**STATED EXERCISE**
Extract each line holding the word "Google" from the entries.

[Start of THE DATA]

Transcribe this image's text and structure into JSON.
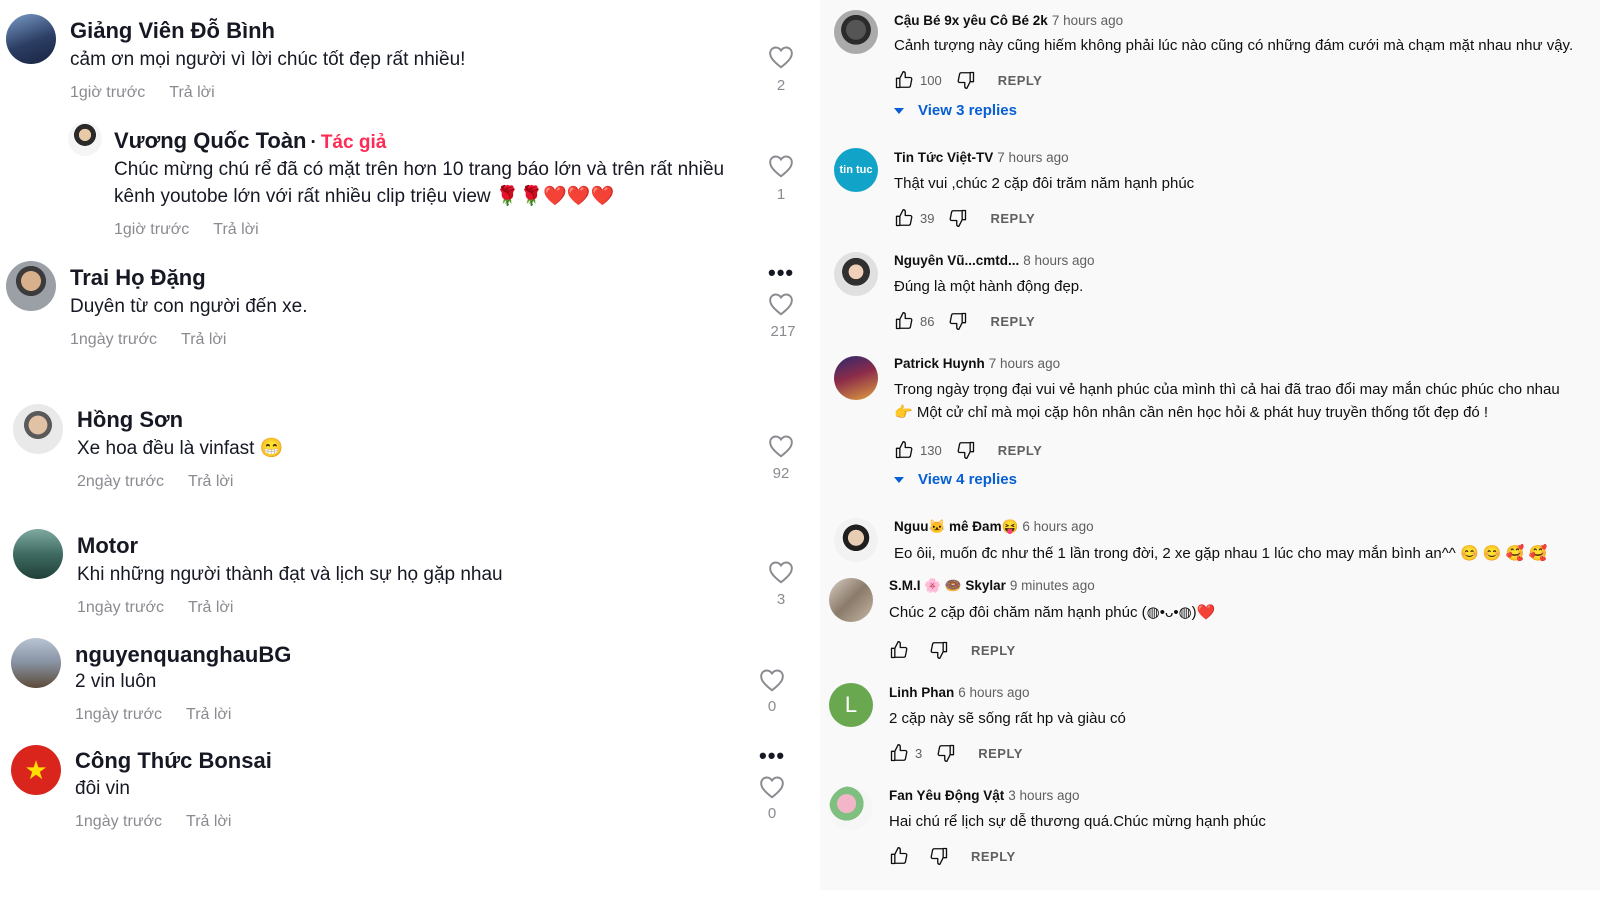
{
  "left": {
    "comments": [
      {
        "name": "Giảng Viên Đỗ Bình",
        "text": "cảm ơn mọi người vì lời chúc tốt đẹp rất nhiều!",
        "time": "1giờ trước",
        "reply": "Trả lời",
        "likes": "2"
      },
      {
        "name": "Vương Quốc Toàn",
        "author_tag": "Tác giả",
        "dot": "·",
        "text1": "Chúc mừng chú rể đã có mặt trên hơn 10 trang báo lớn và trên rất nhiều",
        "text2": "kênh youtobe lớn với rất nhiều clip triệu view 🌹🌹❤️❤️❤️",
        "time": "1giờ trước",
        "reply": "Trả lời",
        "likes": "1"
      },
      {
        "name": "Trai Họ Đặng",
        "text": "Duyên từ con người đến xe.",
        "time": "1ngày trước",
        "reply": "Trả lời",
        "likes": "217",
        "more": "•••"
      },
      {
        "name": "Hồng Sơn",
        "text": "Xe hoa đều là vinfast 😁",
        "time": "2ngày trước",
        "reply": "Trả lời",
        "likes": "92"
      },
      {
        "name": "Motor",
        "text": "Khi những người thành đạt và lịch sự họ gặp nhau",
        "time": "1ngày trước",
        "reply": "Trả lời",
        "likes": "3"
      },
      {
        "name": "nguyenquanghauBG",
        "text": "2 vin luôn",
        "time": "1ngày trước",
        "reply": "Trả lời",
        "likes": "0"
      },
      {
        "name": "Công Thức Bonsai",
        "text": "đôi vin",
        "time": "1ngày trước",
        "reply": "Trả lời",
        "likes": "0",
        "more": "•••"
      }
    ]
  },
  "right": {
    "reply_label": "REPLY",
    "comments": [
      {
        "author": "Cậu Bé 9x yêu Cô Bé 2k",
        "time": "7 hours ago",
        "text": "Cảnh tượng này cũng hiếm không phải lúc nào cũng có những đám cưới mà chạm mặt nhau như vậy.",
        "likes": "100",
        "view_replies": "View 3 replies"
      },
      {
        "author": "Tin Tức Việt-TV",
        "time": "7 hours ago",
        "text": "Thật vui ,chúc 2 cặp đôi trăm năm hạnh phúc",
        "likes": "39",
        "avatar_text": "tin tuc"
      },
      {
        "author": "Nguyên Vũ...cmtd...",
        "time": "8 hours ago",
        "text": "Đúng là một hành động đẹp.",
        "likes": "86"
      },
      {
        "author": "Patrick Huynh",
        "time": "7 hours ago",
        "text1": "Trong ngày trọng đại vui vẻ hạnh phúc của mình thì cả hai đã trao đổi may mắn chúc phúc cho nhau",
        "text2": "👉 Một cử chỉ mà mọi cặp hôn nhân cần nên học hỏi & phát huy truyền thống tốt đẹp đó !",
        "likes": "130",
        "view_replies": "View 4 replies"
      },
      {
        "author": "Nguu🐱 mê Đam😝",
        "time": "6 hours ago",
        "text": "Eo ôii, muốn đc như thế 1 lần trong đời, 2 xe gặp nhau 1 lúc cho may mắn bình an^^ 😊 😊 🥰 🥰"
      },
      {
        "author": "S.M.I 🌸 🍩 Skylar",
        "time": "9 minutes ago",
        "text": "Chúc 2 cặp đôi chăm năm hạnh phúc (◍•ᴗ•◍)❤️",
        "likes": ""
      },
      {
        "author": "Linh Phan",
        "time": "6 hours ago",
        "text": "2 cặp này sẽ sống rất hp và giàu có",
        "likes": "3",
        "avatar_letter": "L"
      },
      {
        "author": "Fan Yêu Động Vật",
        "time": "3 hours ago",
        "text": "Hai chú rể lịch sự dễ thương quá.Chúc mừng hạnh phúc",
        "likes": ""
      }
    ]
  },
  "colors": {
    "author_tag": "#fe2c55",
    "link": "#065fd4",
    "avatar_letter_bg": "#6aa84f"
  }
}
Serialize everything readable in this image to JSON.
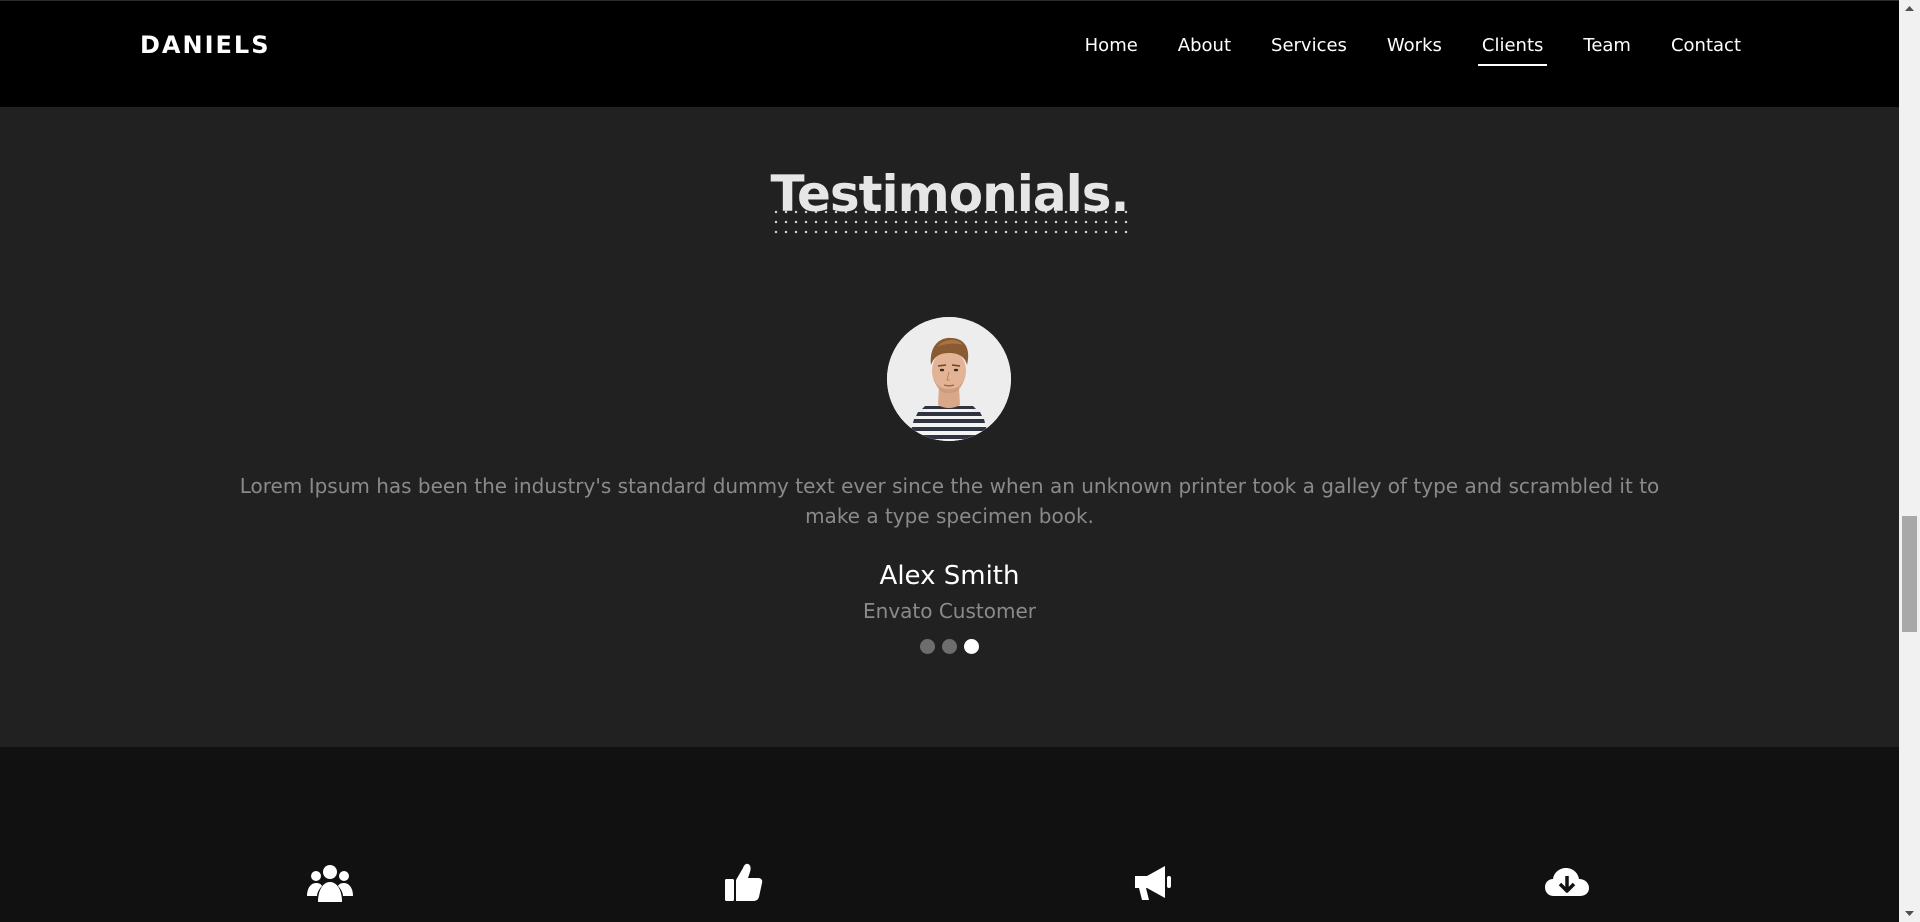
{
  "navbar": {
    "brand": "DANIELS",
    "items": [
      {
        "label": "Home",
        "active": false
      },
      {
        "label": "About",
        "active": false
      },
      {
        "label": "Services",
        "active": false
      },
      {
        "label": "Works",
        "active": false
      },
      {
        "label": "Clients",
        "active": true
      },
      {
        "label": "Team",
        "active": false
      },
      {
        "label": "Contact",
        "active": false
      }
    ]
  },
  "testimonials": {
    "title": "Testimonials.",
    "quote": "Lorem Ipsum has been the industry's standard dummy text ever since the when an unknown printer took a galley of type and scrambled it to make a type specimen book.",
    "author": "Alex Smith",
    "role": "Envato Customer",
    "slide_count": 3,
    "active_slide": 3
  },
  "features": {
    "icons": [
      "users-icon",
      "thumbs-up-icon",
      "megaphone-icon",
      "cloud-download-icon"
    ]
  },
  "colors": {
    "navbar_bg": "#000000",
    "section_bg": "#212121",
    "features_bg": "#111111",
    "muted_text": "#8a8a8a"
  }
}
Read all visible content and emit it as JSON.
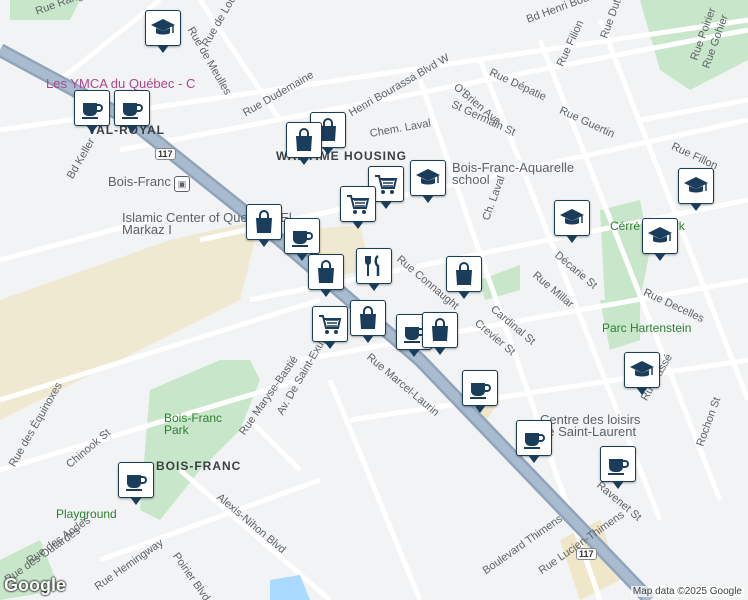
{
  "map": {
    "neighborhoods": [
      "VAL-ROYAL",
      "WARTIME HOUSING",
      "BOIS-FRANC"
    ],
    "streets": [
      "Rue Ranger",
      "Rue de Meulles",
      "Rue de Louisbourg",
      "Rue Dudemaine",
      "Bd Keller",
      "Henri Bourassa Blvd W",
      "O'Brien Ave",
      "Bd Henri Bourassa",
      "Rue Dutrisac",
      "Rue Poirier",
      "Rue Filion",
      "Rue Dépatie",
      "St Germain St",
      "Rue Guertin",
      "Rue Fillon",
      "Chem. Laval",
      "Rue Connaught",
      "Cardinal St",
      "Crevier St",
      "Rue Millar",
      "Décarie St",
      "Rue Marcel-Laurin",
      "Av. De Saint-Exupéry",
      "Rue Maryse-Bastié",
      "Rue des Équinoxes",
      "Chinook St",
      "Alexis-Nihon Blvd",
      "Rue des Outardes",
      "Rue des Andes",
      "Poirier Blvd",
      "Rue Hemingway",
      "Boulevard Thimens",
      "Rue Lucien-Thimens",
      "Rochon St",
      "Rue Tassé",
      "Rue Gohier",
      "Rue Decelles",
      "Ravenet St",
      "Ch. Laval"
    ],
    "pois": [
      "Les YMCA du Québec - C",
      "Bois-Franc",
      "Islamic Center of Quebec - El Markaz I",
      "Bois-Franc-Aquarelle school",
      "Parc Hartenstein",
      "Centre des loisirs de Saint-Laurent",
      "Bois-Franc Park",
      "Playground",
      "Cérré au Park"
    ],
    "route_shield": "117",
    "logo": "Google",
    "attribution": "Map data ©2025 Google"
  },
  "markers": [
    {
      "type": "school-icon"
    },
    {
      "type": "cafe-icon"
    },
    {
      "type": "cafe-icon"
    },
    {
      "type": "shopping-bag-icon"
    },
    {
      "type": "shopping-bag-icon"
    },
    {
      "type": "grocery-cart-icon"
    },
    {
      "type": "school-icon"
    },
    {
      "type": "grocery-cart-icon"
    },
    {
      "type": "shopping-bag-icon"
    },
    {
      "type": "cafe-icon"
    },
    {
      "type": "shopping-bag-icon"
    },
    {
      "type": "restaurant-icon"
    },
    {
      "type": "shopping-bag-icon"
    },
    {
      "type": "school-icon"
    },
    {
      "type": "school-icon"
    },
    {
      "type": "grocery-cart-icon"
    },
    {
      "type": "cafe-icon"
    },
    {
      "type": "shopping-bag-icon"
    },
    {
      "type": "cafe-icon"
    },
    {
      "type": "cafe-icon"
    },
    {
      "type": "cafe-icon"
    },
    {
      "type": "shopping-bag-icon"
    },
    {
      "type": "school-icon"
    },
    {
      "type": "school-icon"
    },
    {
      "type": "cafe-icon"
    }
  ]
}
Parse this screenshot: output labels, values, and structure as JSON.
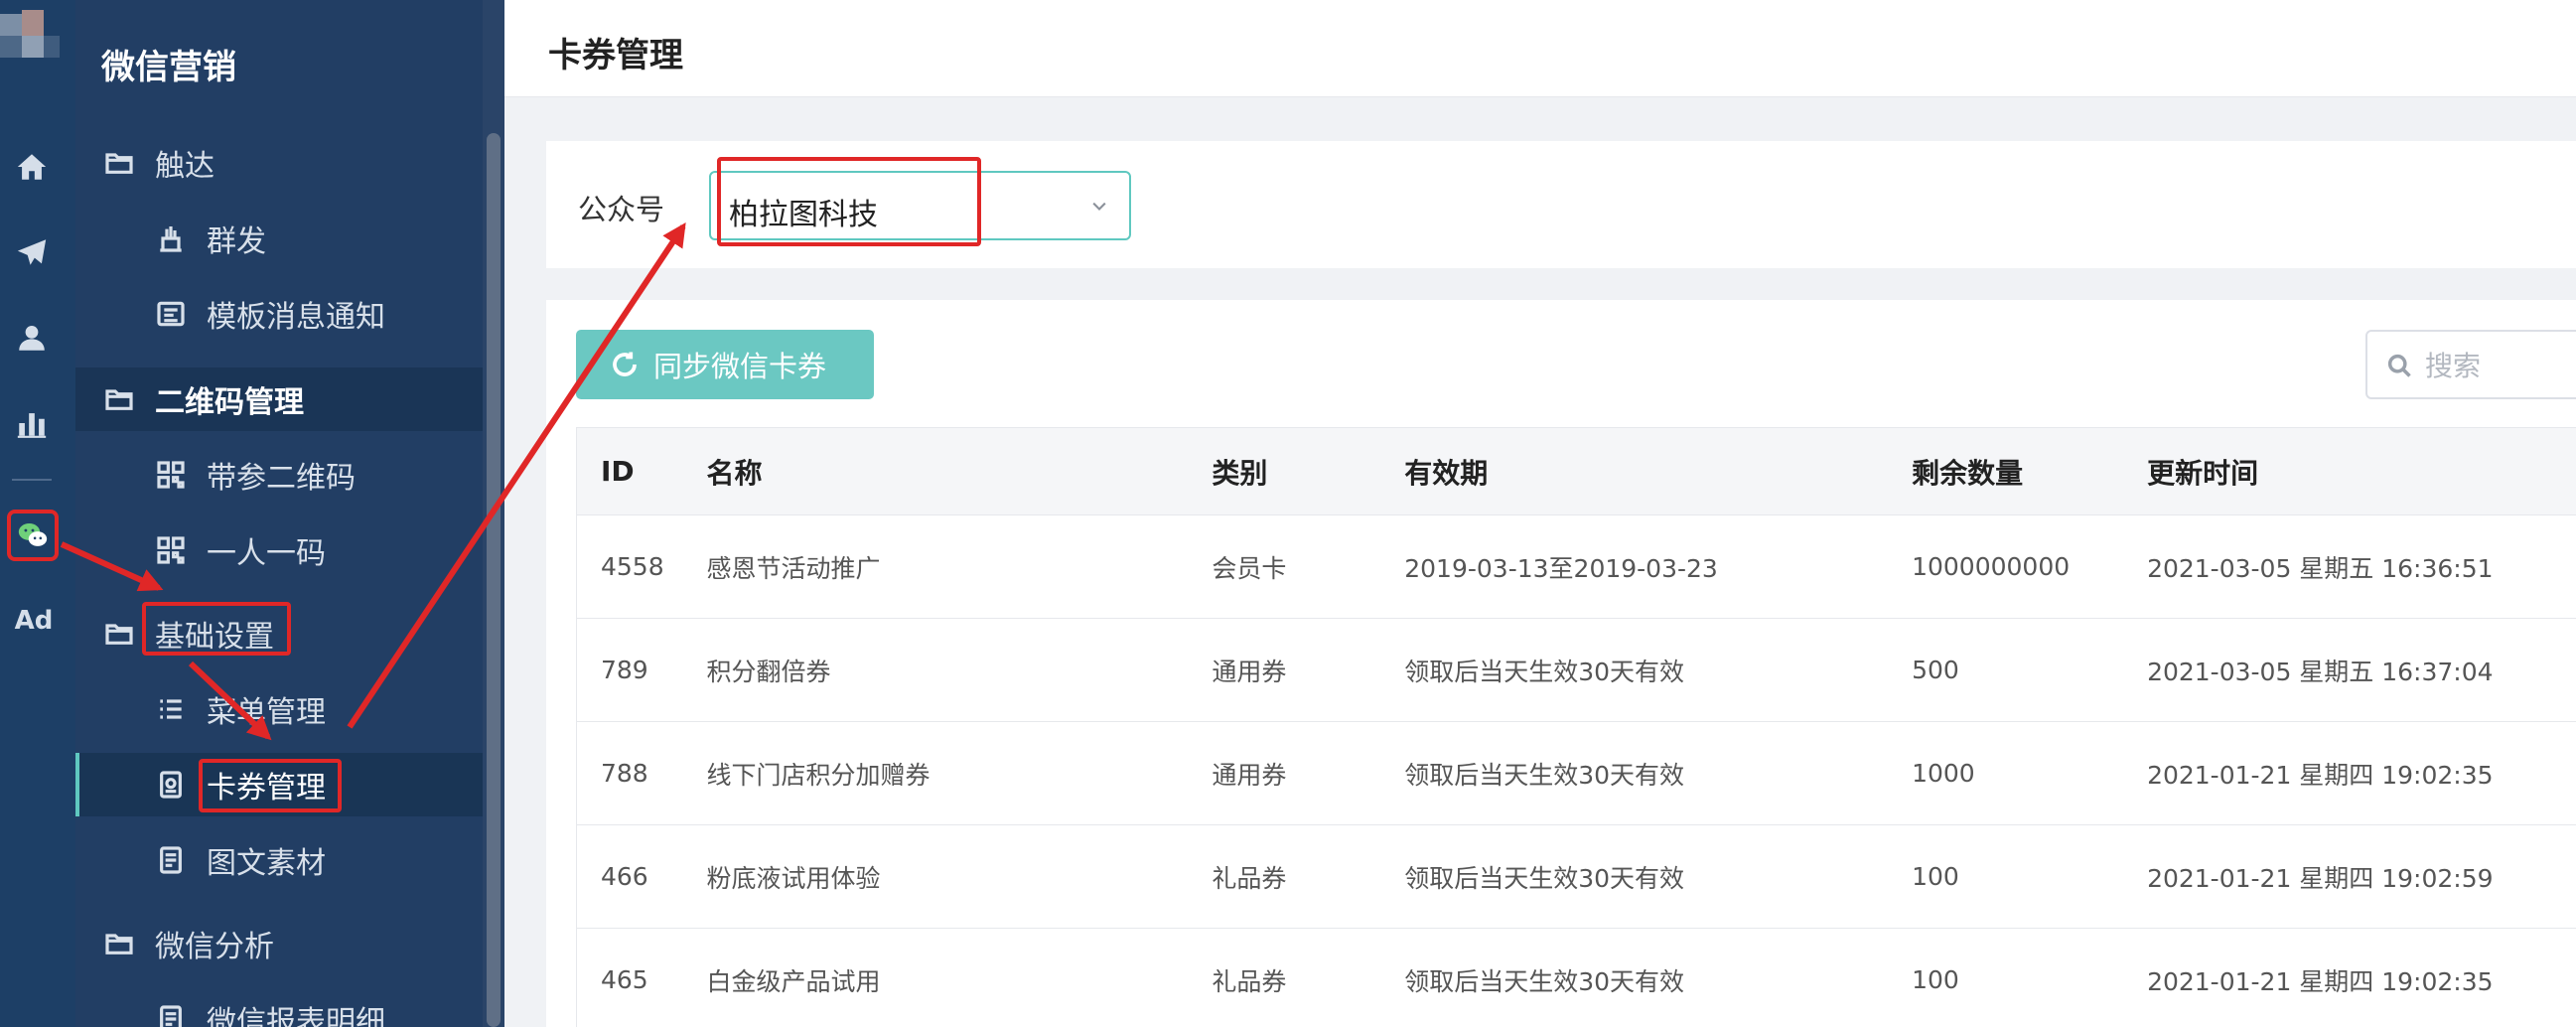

[End of THE DATA]

**ANSWER TO THE TASK**
    "logo": "Google",
    "attribution": "Map data ©2025 Google"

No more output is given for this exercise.